- [Records shown]

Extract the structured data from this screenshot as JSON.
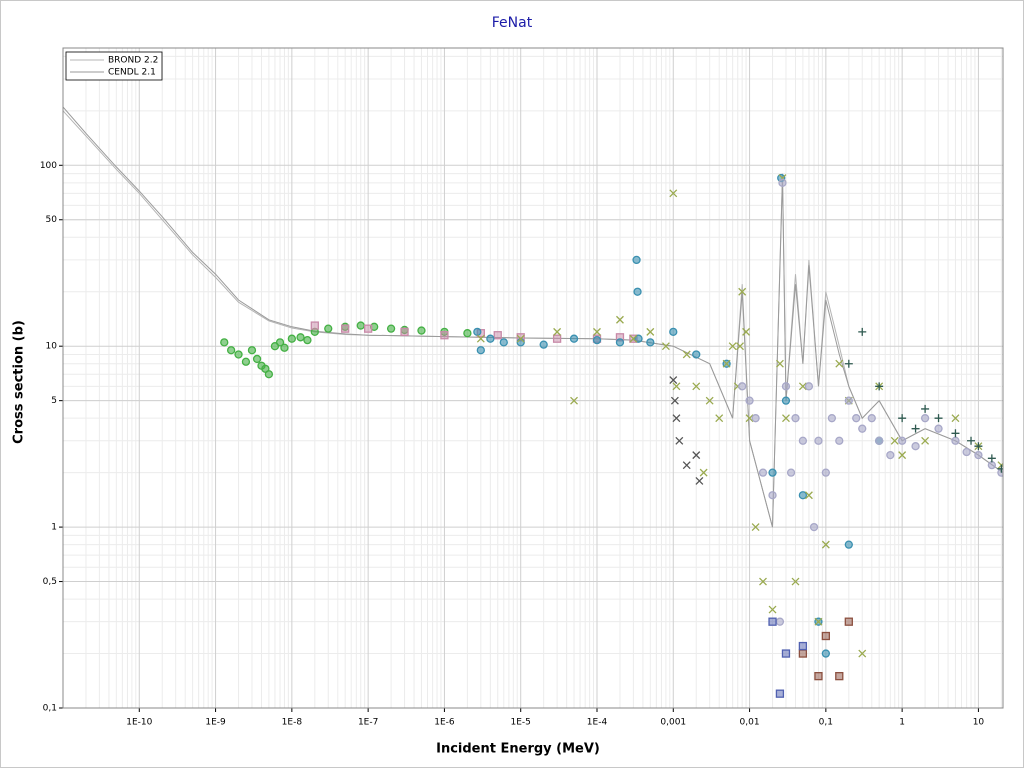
{
  "chart_data": {
    "type": "scatter",
    "title": "FeNat",
    "x_label": "Incident Energy (MeV)",
    "y_label": "Cross section (b)",
    "xscale": "log",
    "yscale": "log",
    "grid": true,
    "minor_grid": true,
    "legend": "upper left",
    "xlim": [
      1e-11,
      21
    ],
    "ylim": [
      0.1,
      445
    ],
    "xticks": [
      {
        "value": 1e-10,
        "label": "1E-10"
      },
      {
        "value": 1e-09,
        "label": "1E-9"
      },
      {
        "value": 1e-08,
        "label": "1E-8"
      },
      {
        "value": 1e-07,
        "label": "1E-7"
      },
      {
        "value": 1e-06,
        "label": "1E-6"
      },
      {
        "value": 1e-05,
        "label": "1E-5"
      },
      {
        "value": 0.0001,
        "label": "1E-4"
      },
      {
        "value": 0.001,
        "label": "0,001"
      },
      {
        "value": 0.01,
        "label": "0,01"
      },
      {
        "value": 0.1,
        "label": "0,1"
      },
      1,
      10
    ],
    "yticks": [
      {
        "value": 0.1,
        "label": "0,1"
      },
      {
        "value": 0.5,
        "label": "0,5"
      },
      1,
      5,
      10,
      50,
      100
    ],
    "series": [
      {
        "name": "BROND 2.2",
        "kind": "line",
        "color": "#b4b4b4",
        "x": [
          1e-11,
          2e-11,
          5e-11,
          1e-10,
          2e-10,
          5e-10,
          1e-09,
          2e-09,
          5e-09,
          1e-08,
          2e-08,
          5e-08,
          1e-07,
          1e-06,
          1e-05,
          0.0001,
          0.0003,
          0.001,
          0.003,
          0.006,
          0.008,
          0.01,
          0.02,
          0.027,
          0.03,
          0.04,
          0.05,
          0.06,
          0.08,
          0.1,
          0.15,
          0.2,
          0.3,
          0.5,
          1,
          2,
          5,
          10,
          21
        ],
        "values": [
          200,
          145,
          95,
          70,
          50,
          32,
          24,
          17.5,
          13.8,
          12.6,
          12,
          11.6,
          11.5,
          11.3,
          11.1,
          11,
          10.8,
          10,
          8,
          4,
          22,
          3,
          1,
          90,
          5,
          25,
          8,
          30,
          6,
          20,
          10,
          6,
          4,
          5,
          3,
          3.5,
          3,
          2.5,
          2
        ]
      },
      {
        "name": "CENDL 2.1",
        "kind": "line",
        "color": "#9a9a9a",
        "x": [
          1e-11,
          2e-11,
          5e-11,
          1e-10,
          2e-10,
          5e-10,
          1e-09,
          2e-09,
          5e-09,
          1e-08,
          2e-08,
          5e-08,
          1e-07,
          1e-06,
          1e-05,
          0.0001,
          0.0003,
          0.001,
          0.003,
          0.006,
          0.008,
          0.01,
          0.02,
          0.027,
          0.03,
          0.04,
          0.05,
          0.06,
          0.08,
          0.1,
          0.15,
          0.2,
          0.3,
          0.5,
          1,
          2,
          5,
          10,
          21
        ],
        "values": [
          210,
          150,
          98,
          72,
          52,
          33,
          25,
          18,
          14,
          12.8,
          12.1,
          11.7,
          11.5,
          11.3,
          11.1,
          11,
          10.8,
          10,
          8,
          4,
          20,
          3,
          1,
          85,
          5,
          22,
          8,
          28,
          6,
          18,
          9,
          6,
          4,
          5,
          3,
          3.5,
          3,
          2.5,
          2
        ]
      },
      {
        "kind": "points",
        "marker": "circle",
        "color": "#44b044",
        "x": [
          1.3e-09,
          1.6e-09,
          2e-09,
          2.5e-09,
          3e-09,
          3.5e-09,
          4e-09,
          4.5e-09,
          5e-09,
          6e-09,
          7e-09,
          8e-09,
          1e-08,
          1.3e-08,
          1.6e-08,
          2e-08,
          3e-08,
          5e-08,
          8e-08,
          1.2e-07,
          2e-07,
          3e-07,
          5e-07,
          1e-06,
          2e-06
        ],
        "values": [
          10.5,
          9.5,
          9,
          8.2,
          9.5,
          8.5,
          7.8,
          7.5,
          7,
          10,
          10.5,
          9.8,
          11,
          11.2,
          10.8,
          12,
          12.5,
          12.8,
          13,
          12.8,
          12.5,
          12.3,
          12.2,
          12,
          11.8
        ]
      },
      {
        "kind": "points",
        "marker": "square",
        "color": "#c88aa8",
        "x": [
          2e-08,
          5e-08,
          1e-07,
          3e-07,
          1e-06,
          3e-06,
          5e-06,
          1e-05,
          3e-05,
          0.0001,
          0.0002,
          0.0003
        ],
        "values": [
          13,
          12.5,
          12.5,
          12,
          11.5,
          11.8,
          11.5,
          11.2,
          11,
          11,
          11.2,
          11
        ]
      },
      {
        "kind": "points",
        "marker": "circle",
        "color": "#3a90b0",
        "x": [
          2.7e-06,
          3e-06,
          4e-06,
          6e-06,
          1e-05,
          2e-05,
          5e-05,
          0.0001,
          0.0002,
          0.00033,
          0.00034,
          0.00035,
          0.0005,
          0.001,
          0.002,
          0.005,
          0.02,
          0.026,
          0.03,
          0.05,
          0.08,
          0.1,
          0.2,
          0.5
        ],
        "values": [
          12,
          9.5,
          11,
          10.5,
          10.5,
          10.2,
          11,
          10.8,
          10.5,
          30,
          20,
          11,
          10.5,
          12,
          9,
          8,
          2,
          85,
          5,
          1.5,
          0.3,
          0.2,
          0.8,
          3
        ]
      },
      {
        "kind": "points",
        "marker": "cross",
        "color": "#9aaa50",
        "x": [
          3e-06,
          1e-05,
          3e-05,
          5e-05,
          0.0001,
          0.0002,
          0.0003,
          0.0005,
          0.0008,
          0.001,
          0.0011,
          0.0015,
          0.002,
          0.0025,
          0.003,
          0.004,
          0.005,
          0.006,
          0.007,
          0.0075,
          0.008,
          0.009,
          0.01,
          0.012,
          0.015,
          0.02,
          0.025,
          0.027,
          0.03,
          0.04,
          0.05,
          0.06,
          0.08,
          0.1,
          0.15,
          0.2,
          0.3,
          0.5,
          0.8,
          1,
          2,
          5,
          10,
          20
        ],
        "values": [
          11,
          11,
          12,
          5,
          12,
          14,
          11,
          12,
          10,
          70,
          6,
          9,
          6,
          2,
          5,
          4,
          8,
          10,
          6,
          10,
          20,
          12,
          4,
          1,
          0.5,
          0.35,
          8,
          85,
          4,
          0.5,
          6,
          1.5,
          0.3,
          0.8,
          8,
          5,
          0.2,
          6,
          3,
          2.5,
          3,
          4,
          2.8,
          2.2
        ]
      },
      {
        "kind": "points",
        "marker": "cross",
        "color": "#555555",
        "x": [
          0.001,
          0.00105,
          0.0011,
          0.0012,
          0.0015,
          0.002,
          0.0022
        ],
        "values": [
          6.5,
          5,
          4,
          3,
          2.2,
          2.5,
          1.8
        ]
      },
      {
        "kind": "points",
        "marker": "circle",
        "color": "#a8a8c8",
        "x": [
          0.008,
          0.01,
          0.012,
          0.015,
          0.02,
          0.025,
          0.027,
          0.03,
          0.035,
          0.04,
          0.05,
          0.06,
          0.07,
          0.08,
          0.1,
          0.12,
          0.15,
          0.2,
          0.25,
          0.3,
          0.4,
          0.5,
          0.7,
          1,
          1.5,
          2,
          3,
          5,
          7,
          10,
          15,
          20
        ],
        "values": [
          6,
          5,
          4,
          2,
          1.5,
          0.3,
          80,
          6,
          2,
          4,
          3,
          6,
          1,
          3,
          2,
          4,
          3,
          5,
          4,
          3.5,
          4,
          3,
          2.5,
          3,
          2.8,
          4,
          3.5,
          3,
          2.6,
          2.5,
          2.2,
          2
        ]
      },
      {
        "kind": "points",
        "marker": "plus",
        "color": "#2f5a50",
        "x": [
          0.2,
          0.3,
          0.5,
          1,
          1.5,
          2,
          3,
          5,
          8,
          10,
          15,
          20
        ],
        "values": [
          8,
          12,
          6,
          4,
          3.5,
          4.5,
          4,
          3.3,
          3,
          2.8,
          2.4,
          2.1
        ]
      },
      {
        "kind": "points",
        "marker": "square",
        "color": "#8c5040",
        "x": [
          0.05,
          0.08,
          0.1,
          0.15,
          0.2
        ],
        "values": [
          0.2,
          0.15,
          0.25,
          0.15,
          0.3
        ]
      },
      {
        "kind": "points",
        "marker": "square",
        "color": "#5060b0",
        "x": [
          0.02,
          0.025,
          0.03,
          0.05
        ],
        "values": [
          0.3,
          0.12,
          0.2,
          0.22
        ]
      }
    ]
  }
}
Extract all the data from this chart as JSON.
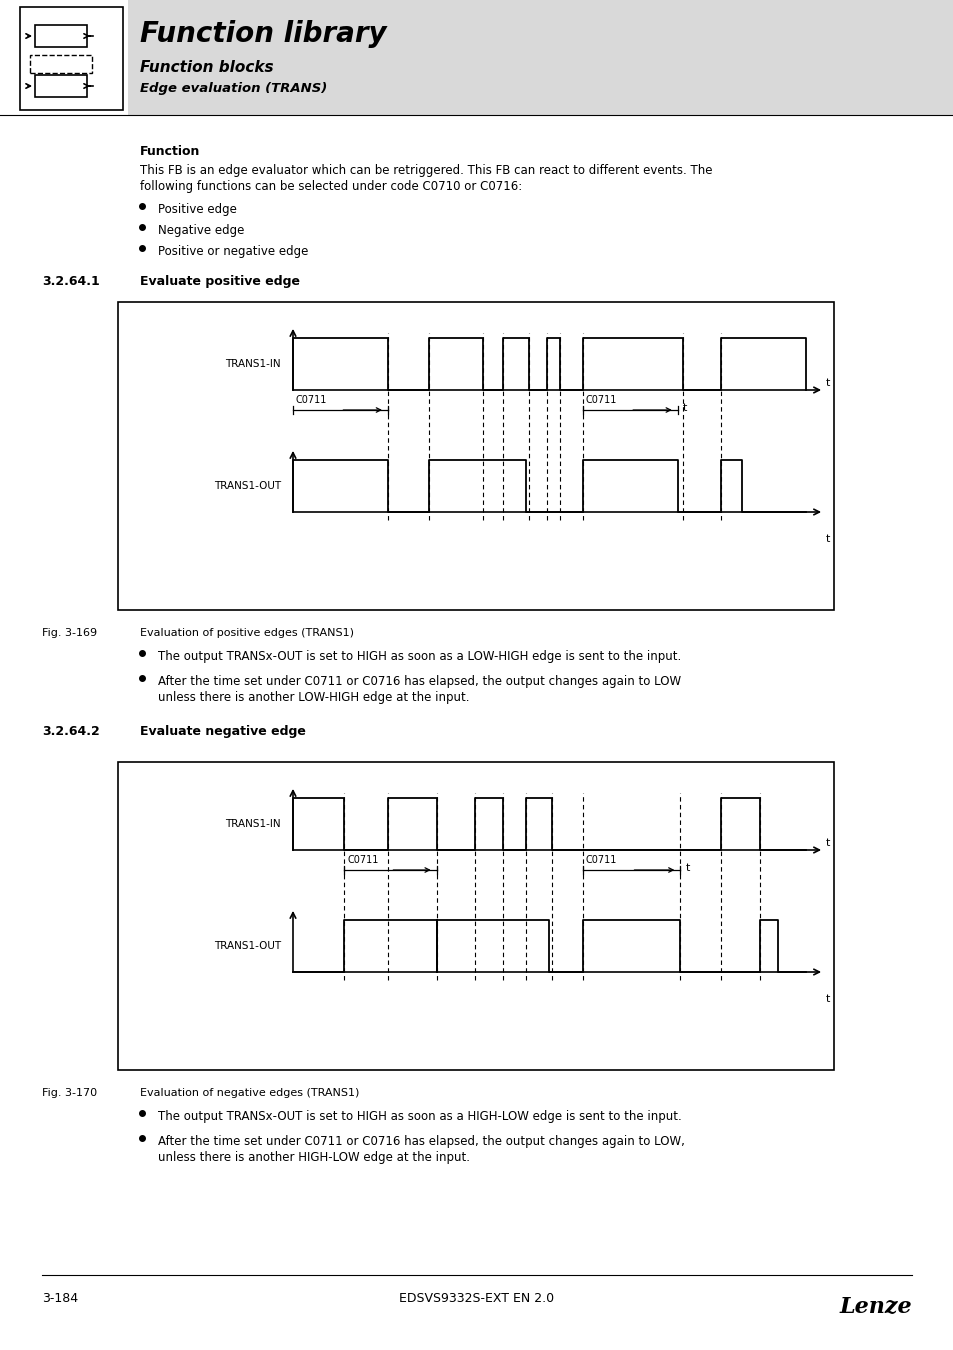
{
  "title": "Function library",
  "subtitle1": "Function blocks",
  "subtitle2": "Edge evaluation (TRANS)",
  "section_label": "3.2.64.1",
  "section_title": "Evaluate positive edge",
  "section2_label": "3.2.64.2",
  "section2_title": "Evaluate negative edge",
  "function_header": "Function",
  "function_text1": "This FB is an edge evaluator which can be retriggered. This FB can react to different events. The",
  "function_text2": "following functions can be selected under code C0710 or C0716:",
  "bullet1": "Positive edge",
  "bullet2": "Negative edge",
  "bullet3": "Positive or negative edge",
  "fig1_label": "Fig. 3-169",
  "fig1_caption": "Evaluation of positive edges (TRANS1)",
  "fig2_label": "Fig. 3-170",
  "fig2_caption": "Evaluation of negative edges (TRANS1)",
  "pos_bullet1": "The output TRANSx-OUT is set to HIGH as soon as a LOW-HIGH edge is sent to the input.",
  "pos_bullet2a": "After the time set under C0711 or C0716 has elapsed, the output changes again to LOW",
  "pos_bullet2b": "unless there is another LOW-HIGH edge at the input.",
  "neg_bullet1": "The output TRANSx-OUT is set to HIGH as soon as a HIGH-LOW edge is sent to the input.",
  "neg_bullet2a": "After the time set under C0711 or C0716 has elapsed, the output changes again to LOW,",
  "neg_bullet2b": "unless there is another HIGH-LOW edge at the input.",
  "footer_left": "3-184",
  "footer_center": "EDSVS9332S-EXT EN 2.0",
  "footer_right": "Lenze",
  "bg_color": "#ffffff",
  "header_bg": "#d9d9d9"
}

- [Stated task] Copy every line of the listing that includes the string "time".

- [Complete response]
  "pos_bullet2a": "After the time set under C0711 or C0716 has elapsed, the output changes again to LOW",
  "neg_bullet2a": "After the time set under C0711 or C0716 has elapsed, the output changes again to LOW,",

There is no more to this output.